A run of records
————————
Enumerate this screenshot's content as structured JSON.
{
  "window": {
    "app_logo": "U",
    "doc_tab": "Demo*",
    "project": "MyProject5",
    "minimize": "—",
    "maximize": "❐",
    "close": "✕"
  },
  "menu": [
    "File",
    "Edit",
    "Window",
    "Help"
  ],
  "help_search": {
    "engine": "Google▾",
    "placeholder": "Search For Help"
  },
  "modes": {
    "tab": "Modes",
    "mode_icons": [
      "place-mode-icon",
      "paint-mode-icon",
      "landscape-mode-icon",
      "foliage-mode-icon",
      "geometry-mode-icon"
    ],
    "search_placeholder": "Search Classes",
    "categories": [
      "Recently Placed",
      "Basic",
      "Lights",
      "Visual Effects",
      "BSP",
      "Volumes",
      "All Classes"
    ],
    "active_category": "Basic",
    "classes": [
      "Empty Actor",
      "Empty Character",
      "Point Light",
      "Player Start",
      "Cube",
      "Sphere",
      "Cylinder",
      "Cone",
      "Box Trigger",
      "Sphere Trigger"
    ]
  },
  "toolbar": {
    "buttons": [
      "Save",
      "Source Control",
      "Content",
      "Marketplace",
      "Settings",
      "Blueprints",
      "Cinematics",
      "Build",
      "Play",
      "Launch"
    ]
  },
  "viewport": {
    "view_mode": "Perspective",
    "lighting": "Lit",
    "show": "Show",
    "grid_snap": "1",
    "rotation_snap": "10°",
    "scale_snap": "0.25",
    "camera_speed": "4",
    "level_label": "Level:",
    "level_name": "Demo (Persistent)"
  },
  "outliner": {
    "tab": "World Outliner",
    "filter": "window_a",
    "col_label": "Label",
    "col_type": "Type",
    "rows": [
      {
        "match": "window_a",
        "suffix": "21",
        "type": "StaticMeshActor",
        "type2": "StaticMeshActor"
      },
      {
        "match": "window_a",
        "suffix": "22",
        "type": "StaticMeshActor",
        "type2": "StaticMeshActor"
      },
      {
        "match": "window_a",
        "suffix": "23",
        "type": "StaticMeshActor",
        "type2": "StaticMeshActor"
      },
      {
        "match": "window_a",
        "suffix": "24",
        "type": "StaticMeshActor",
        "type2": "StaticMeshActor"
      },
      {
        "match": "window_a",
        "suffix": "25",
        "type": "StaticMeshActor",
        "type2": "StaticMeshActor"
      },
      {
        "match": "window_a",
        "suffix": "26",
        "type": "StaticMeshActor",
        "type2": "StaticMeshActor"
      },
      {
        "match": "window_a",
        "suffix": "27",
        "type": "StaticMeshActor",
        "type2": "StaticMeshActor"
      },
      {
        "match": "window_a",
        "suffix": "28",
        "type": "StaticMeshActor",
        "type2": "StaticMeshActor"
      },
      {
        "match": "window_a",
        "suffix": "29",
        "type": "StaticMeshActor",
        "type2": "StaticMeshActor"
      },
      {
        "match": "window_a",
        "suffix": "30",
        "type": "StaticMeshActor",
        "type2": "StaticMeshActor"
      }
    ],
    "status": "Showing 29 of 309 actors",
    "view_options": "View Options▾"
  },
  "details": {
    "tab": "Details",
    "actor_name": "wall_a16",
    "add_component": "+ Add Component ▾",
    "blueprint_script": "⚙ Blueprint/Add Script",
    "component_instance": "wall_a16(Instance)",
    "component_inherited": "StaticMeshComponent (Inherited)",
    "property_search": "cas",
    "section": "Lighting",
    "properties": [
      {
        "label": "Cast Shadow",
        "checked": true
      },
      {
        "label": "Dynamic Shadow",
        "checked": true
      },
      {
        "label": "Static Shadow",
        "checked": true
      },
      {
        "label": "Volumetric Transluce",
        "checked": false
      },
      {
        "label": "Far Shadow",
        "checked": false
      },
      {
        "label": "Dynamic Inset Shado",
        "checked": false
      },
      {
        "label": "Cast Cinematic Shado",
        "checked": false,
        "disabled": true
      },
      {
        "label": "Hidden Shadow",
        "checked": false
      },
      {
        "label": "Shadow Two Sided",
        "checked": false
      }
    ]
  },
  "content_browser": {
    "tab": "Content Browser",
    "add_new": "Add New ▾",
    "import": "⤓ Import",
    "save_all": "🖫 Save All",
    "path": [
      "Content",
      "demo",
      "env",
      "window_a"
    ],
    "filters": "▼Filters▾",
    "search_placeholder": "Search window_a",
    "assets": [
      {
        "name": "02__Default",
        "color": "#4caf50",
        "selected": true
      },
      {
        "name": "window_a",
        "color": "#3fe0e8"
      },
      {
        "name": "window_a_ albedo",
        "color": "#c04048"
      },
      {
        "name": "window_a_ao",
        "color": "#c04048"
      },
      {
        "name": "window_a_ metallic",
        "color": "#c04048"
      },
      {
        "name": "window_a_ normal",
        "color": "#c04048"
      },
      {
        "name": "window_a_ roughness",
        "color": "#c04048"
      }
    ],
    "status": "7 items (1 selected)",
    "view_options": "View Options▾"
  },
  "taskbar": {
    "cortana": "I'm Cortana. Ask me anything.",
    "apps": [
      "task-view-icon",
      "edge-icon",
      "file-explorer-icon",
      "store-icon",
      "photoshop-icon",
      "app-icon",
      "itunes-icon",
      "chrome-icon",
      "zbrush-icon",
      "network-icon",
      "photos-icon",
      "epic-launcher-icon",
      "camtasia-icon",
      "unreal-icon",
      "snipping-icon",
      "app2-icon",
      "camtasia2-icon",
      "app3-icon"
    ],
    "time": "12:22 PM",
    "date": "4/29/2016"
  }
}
————————
== Task statement ==
Identify all lines in the records above with the word "status".

== Reply ==
    "status": "Showing 29 of 309 actors",
    "status": "7 items (1 selected)",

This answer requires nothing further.